Records excerpted from a collection:
- - -

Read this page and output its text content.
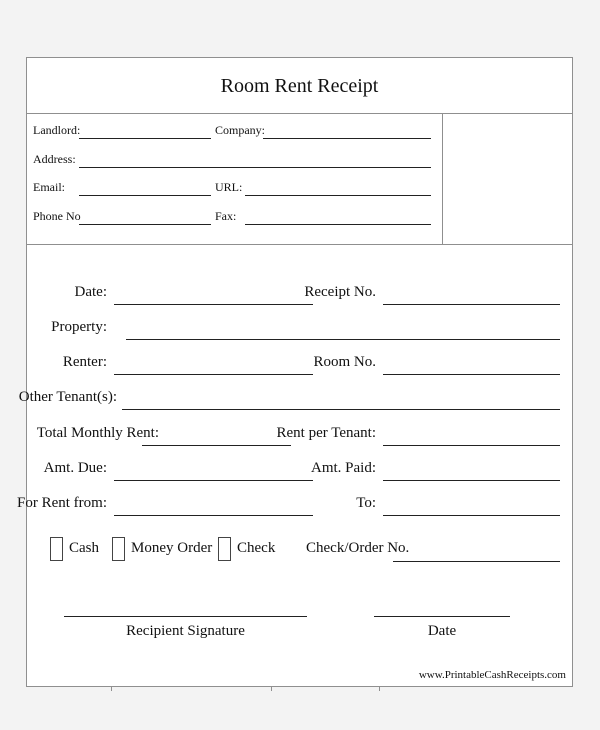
Room Rent Receipt
Landlord:	Company:
Address:
Email:	URL:
Phone No	Fax:
Date:	Receipt No.
Property:
Renter:	Room No.
Other Tenant(s):
Total Monthly Rent:	Rent per Tenant:
Amt. Due:	Amt. Paid:
For Rent from:	To:
Cash Money Order Check Check/Order No.
Recipient Signature	Date
www.PrintableCashReceipts.com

- - -

## OBJECTIVE
Give only the number of lines in the material above that hold the word "Date".

## WRITTEN RESPONSE
2